What you need to do :: Transcribe all the records with complete accuracy.

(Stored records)
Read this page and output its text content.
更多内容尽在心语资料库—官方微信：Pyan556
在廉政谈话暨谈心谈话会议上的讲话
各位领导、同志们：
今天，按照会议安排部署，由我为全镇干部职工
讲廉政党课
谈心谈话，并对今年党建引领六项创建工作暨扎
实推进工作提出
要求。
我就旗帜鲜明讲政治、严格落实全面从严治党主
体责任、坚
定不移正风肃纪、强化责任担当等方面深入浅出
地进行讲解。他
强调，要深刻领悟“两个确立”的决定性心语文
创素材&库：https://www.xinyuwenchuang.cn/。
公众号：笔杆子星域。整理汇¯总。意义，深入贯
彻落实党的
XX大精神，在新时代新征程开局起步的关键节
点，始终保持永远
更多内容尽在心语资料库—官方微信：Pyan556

Task answer ::
Read this page and output its text content.
更多内容尽在心语资料库—官方微信：Pyan556
在廉政谈话暨谈心谈话会议上的讲话
各位领导、同志们：
今天，按照会议安排部署，由我为全镇干部职工
讲廉政党课
谈心谈话，并对今年党建引领六项创建工作暨扎
实推进工作提出
要求。
我就旗帜鲜明讲政治、严格落实全面从严治党主
体责任、坚
定不移正风肃纪、强化责任担当等方面深入浅出
地进行讲解。他
强调，要深刻领悟“两个确立”的决定性心语文
创素材&库：https://www.xinyuwenchuang.cn/。
公众号：笔杆子星域。整理汇¯总。意义，深入贯
彻落实党的
XX大精神，在新时代新征程开局起步的关键节
点，始终保持永远
更多内容尽在心语资料库—官方微信：Pyan556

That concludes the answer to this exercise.